## begin DATA ROWS

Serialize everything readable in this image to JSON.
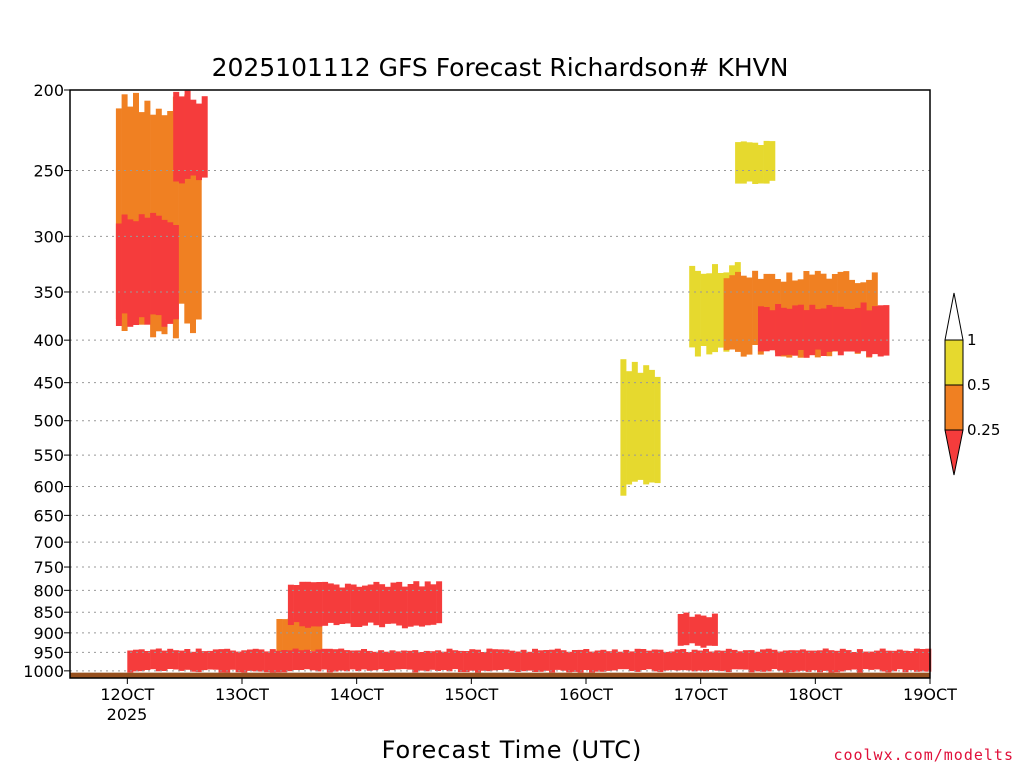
{
  "chart_data": {
    "type": "heatmap",
    "title": "2025101112 GFS Forecast Richardson# KHVN",
    "xlabel": "Forecast Time (UTC)",
    "ylabel": "",
    "x_ticks": [
      "12OCT",
      "13OCT",
      "14OCT",
      "15OCT",
      "16OCT",
      "17OCT",
      "18OCT",
      "19OCT"
    ],
    "x_year_label": "2025",
    "y_ticks": [
      200,
      250,
      300,
      350,
      400,
      450,
      500,
      550,
      600,
      650,
      700,
      750,
      800,
      850,
      900,
      950,
      1000
    ],
    "y_range_hpa": [
      1020,
      200
    ],
    "y_scale": "log-pressure",
    "grid": "dotted horizontal at pressure levels",
    "legend": {
      "placement": "right",
      "levels": [
        "1",
        "0.5",
        "0.25"
      ],
      "colors": {
        "above_1": "#ffffff",
        "0.5-1": "#e6d92e",
        "0.25-0.5": "#f08022",
        "below_0.25": "#f53c3c"
      }
    },
    "ground_color": "#96501e",
    "regions": [
      {
        "value_class": "0.25-0.5",
        "day_start": 11.9,
        "day_end": 12.6,
        "p_top": 200,
        "p_bottom": 400
      },
      {
        "value_class": "below_0.25",
        "day_start": 11.9,
        "day_end": 12.4,
        "p_top": 280,
        "p_bottom": 390
      },
      {
        "value_class": "below_0.25",
        "day_start": 12.4,
        "day_end": 12.65,
        "p_top": 200,
        "p_bottom": 260
      },
      {
        "value_class": "0.25-0.5",
        "day_start": 13.3,
        "day_end": 13.65,
        "p_top": 860,
        "p_bottom": 960
      },
      {
        "value_class": "below_0.25",
        "day_start": 12.0,
        "day_end": 19.0,
        "p_top": 940,
        "p_bottom": 1005
      },
      {
        "value_class": "below_0.25",
        "day_start": 13.4,
        "day_end": 14.7,
        "p_top": 780,
        "p_bottom": 890
      },
      {
        "value_class": "0.5-1",
        "day_start": 16.9,
        "day_end": 17.3,
        "p_top": 320,
        "p_bottom": 420
      },
      {
        "value_class": "0.25-0.5",
        "day_start": 17.2,
        "day_end": 18.5,
        "p_top": 330,
        "p_bottom": 420
      },
      {
        "value_class": "below_0.25",
        "day_start": 17.5,
        "day_end": 18.6,
        "p_top": 360,
        "p_bottom": 420
      },
      {
        "value_class": "0.5-1",
        "day_start": 17.3,
        "day_end": 17.6,
        "p_top": 230,
        "p_bottom": 260
      },
      {
        "value_class": "below_0.25",
        "day_start": 16.8,
        "day_end": 17.1,
        "p_top": 850,
        "p_bottom": 940
      },
      {
        "value_class": "0.5-1",
        "day_start": 16.3,
        "day_end": 16.6,
        "p_top": 420,
        "p_bottom": 620
      }
    ],
    "credit": "coolwx.com/modelts"
  }
}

## end DATA ROWS

* WHAT IS EXPECTED
Print all entries exactly. The images do not belong in the copy.

* CORRECT OUTPUT
Serialize everything readable in this image to JSON.
{
  "chart_data": {
    "type": "heatmap",
    "title": "2025101112 GFS Forecast Richardson# KHVN",
    "xlabel": "Forecast Time (UTC)",
    "ylabel": "",
    "x_ticks": [
      "12OCT",
      "13OCT",
      "14OCT",
      "15OCT",
      "16OCT",
      "17OCT",
      "18OCT",
      "19OCT"
    ],
    "x_year_label": "2025",
    "y_ticks": [
      200,
      250,
      300,
      350,
      400,
      450,
      500,
      550,
      600,
      650,
      700,
      750,
      800,
      850,
      900,
      950,
      1000
    ],
    "y_range_hpa": [
      1020,
      200
    ],
    "y_scale": "log-pressure",
    "grid": "dotted horizontal at pressure levels",
    "legend": {
      "placement": "right",
      "levels": [
        "1",
        "0.5",
        "0.25"
      ],
      "colors": {
        "above_1": "#ffffff",
        "0.5-1": "#e6d92e",
        "0.25-0.5": "#f08022",
        "below_0.25": "#f53c3c"
      }
    },
    "ground_color": "#96501e",
    "regions": [
      {
        "value_class": "0.25-0.5",
        "day_start": 11.9,
        "day_end": 12.6,
        "p_top": 200,
        "p_bottom": 400
      },
      {
        "value_class": "below_0.25",
        "day_start": 11.9,
        "day_end": 12.4,
        "p_top": 280,
        "p_bottom": 390
      },
      {
        "value_class": "below_0.25",
        "day_start": 12.4,
        "day_end": 12.65,
        "p_top": 200,
        "p_bottom": 260
      },
      {
        "value_class": "0.25-0.5",
        "day_start": 13.3,
        "day_end": 13.65,
        "p_top": 860,
        "p_bottom": 960
      },
      {
        "value_class": "below_0.25",
        "day_start": 12.0,
        "day_end": 19.0,
        "p_top": 940,
        "p_bottom": 1005
      },
      {
        "value_class": "below_0.25",
        "day_start": 13.4,
        "day_end": 14.7,
        "p_top": 780,
        "p_bottom": 890
      },
      {
        "value_class": "0.5-1",
        "day_start": 16.9,
        "day_end": 17.3,
        "p_top": 320,
        "p_bottom": 420
      },
      {
        "value_class": "0.25-0.5",
        "day_start": 17.2,
        "day_end": 18.5,
        "p_top": 330,
        "p_bottom": 420
      },
      {
        "value_class": "below_0.25",
        "day_start": 17.5,
        "day_end": 18.6,
        "p_top": 360,
        "p_bottom": 420
      },
      {
        "value_class": "0.5-1",
        "day_start": 17.3,
        "day_end": 17.6,
        "p_top": 230,
        "p_bottom": 260
      },
      {
        "value_class": "below_0.25",
        "day_start": 16.8,
        "day_end": 17.1,
        "p_top": 850,
        "p_bottom": 940
      },
      {
        "value_class": "0.5-1",
        "day_start": 16.3,
        "day_end": 16.6,
        "p_top": 420,
        "p_bottom": 620
      }
    ],
    "credit": "coolwx.com/modelts"
  }
}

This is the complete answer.